§ Direction
A line counts if it contains the string "million"; say how many such lines there are, giving only the number.

§ Data for processing

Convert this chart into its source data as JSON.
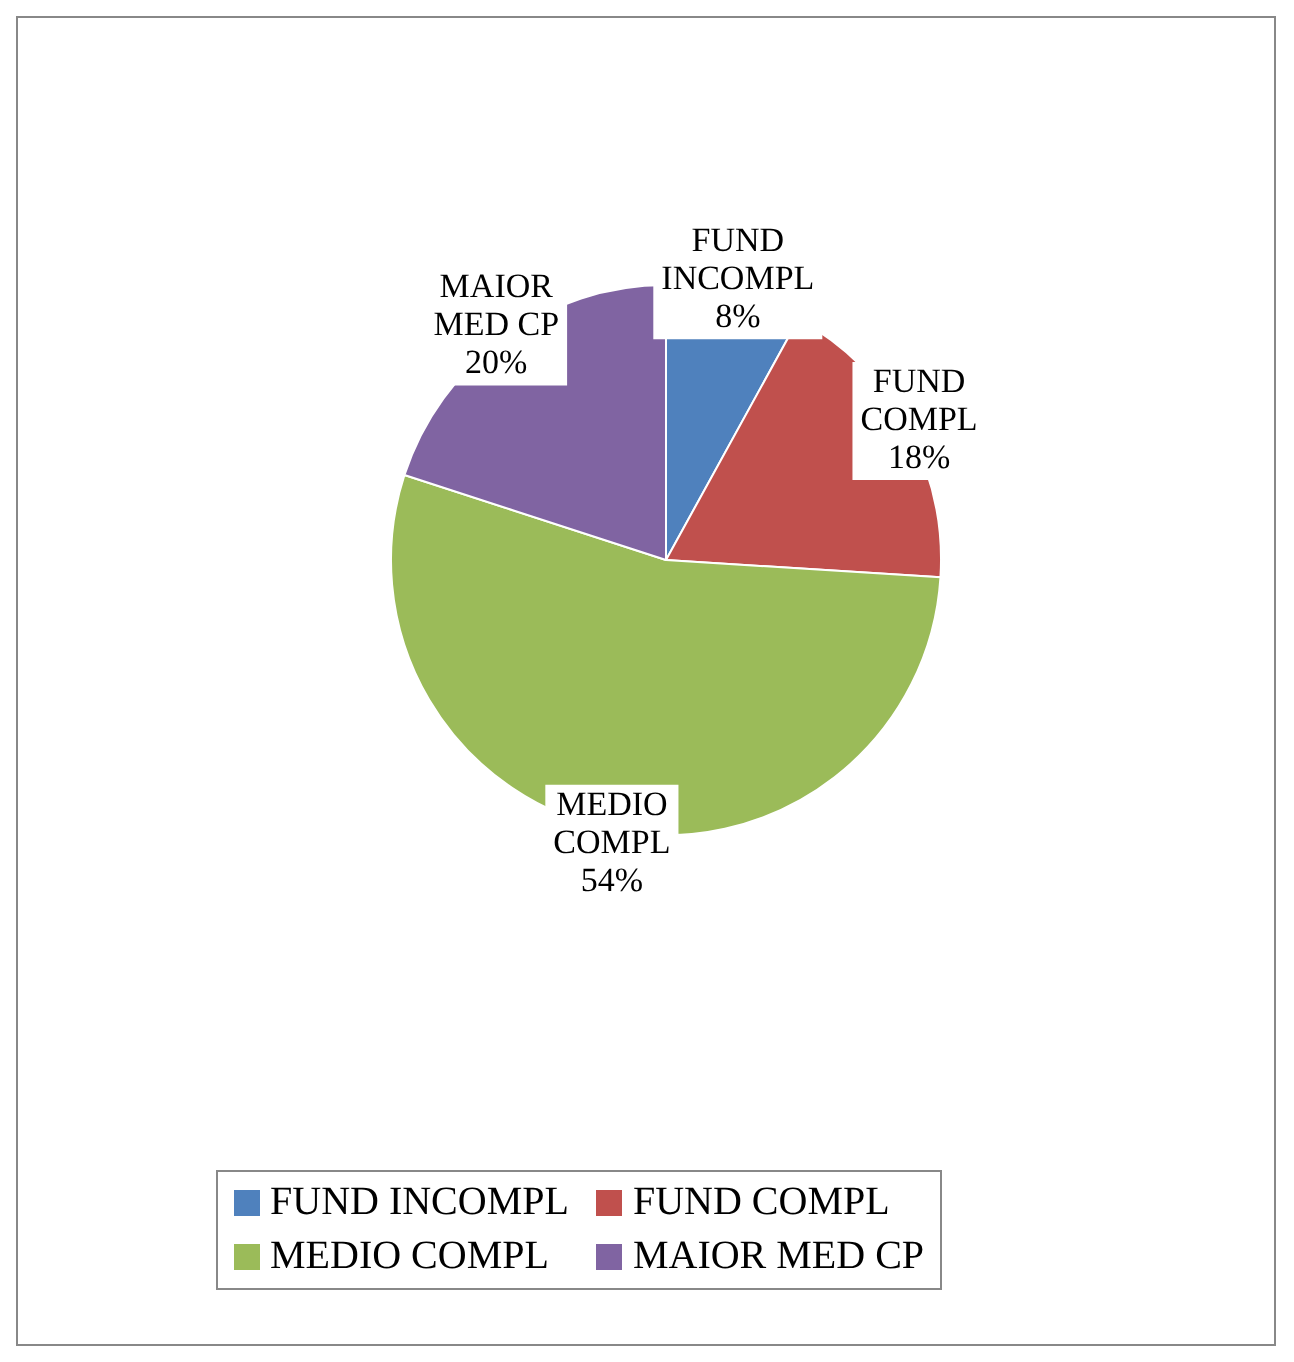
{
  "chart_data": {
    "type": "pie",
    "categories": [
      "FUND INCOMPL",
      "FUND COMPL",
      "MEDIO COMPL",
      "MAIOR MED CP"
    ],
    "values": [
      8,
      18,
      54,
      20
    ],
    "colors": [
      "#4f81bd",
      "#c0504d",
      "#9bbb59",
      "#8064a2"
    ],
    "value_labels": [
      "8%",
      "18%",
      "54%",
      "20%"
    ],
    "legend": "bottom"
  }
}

---

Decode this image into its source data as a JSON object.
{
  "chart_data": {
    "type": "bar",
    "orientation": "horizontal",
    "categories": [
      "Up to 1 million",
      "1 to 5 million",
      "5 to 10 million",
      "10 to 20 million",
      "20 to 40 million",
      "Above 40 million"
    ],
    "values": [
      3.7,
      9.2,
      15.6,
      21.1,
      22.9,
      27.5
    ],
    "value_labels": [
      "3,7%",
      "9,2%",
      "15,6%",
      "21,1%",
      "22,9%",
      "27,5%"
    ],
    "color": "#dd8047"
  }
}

* * *

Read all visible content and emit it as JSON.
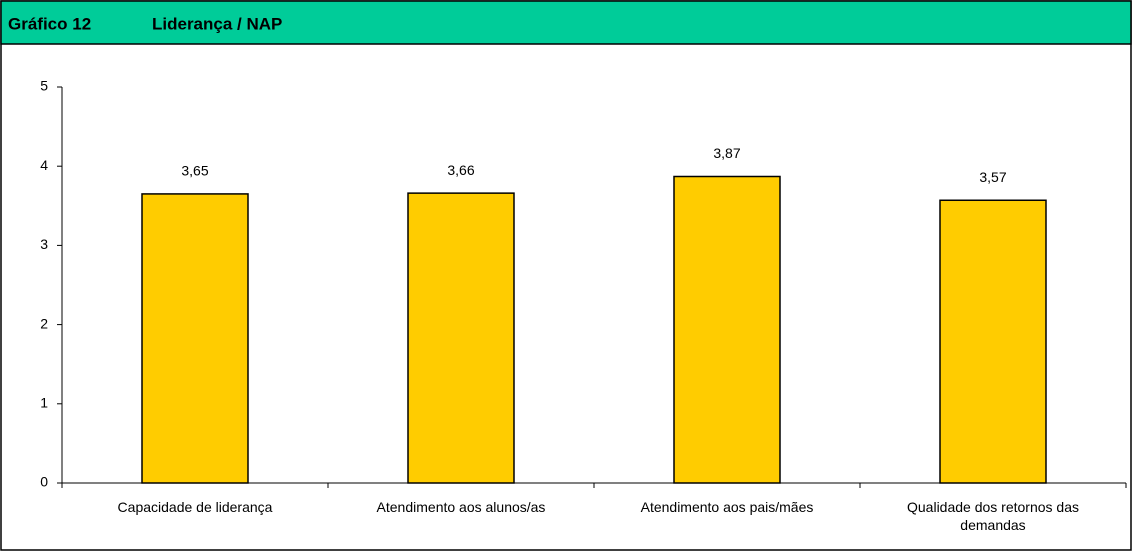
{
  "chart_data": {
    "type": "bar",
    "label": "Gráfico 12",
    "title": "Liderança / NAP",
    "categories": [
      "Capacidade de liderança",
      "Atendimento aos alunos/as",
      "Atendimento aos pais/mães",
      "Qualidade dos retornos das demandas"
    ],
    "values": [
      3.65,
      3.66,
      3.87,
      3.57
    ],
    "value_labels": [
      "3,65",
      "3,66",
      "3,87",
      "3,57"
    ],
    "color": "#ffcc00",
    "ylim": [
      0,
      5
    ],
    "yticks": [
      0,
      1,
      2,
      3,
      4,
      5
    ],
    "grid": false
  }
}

§ Result below
6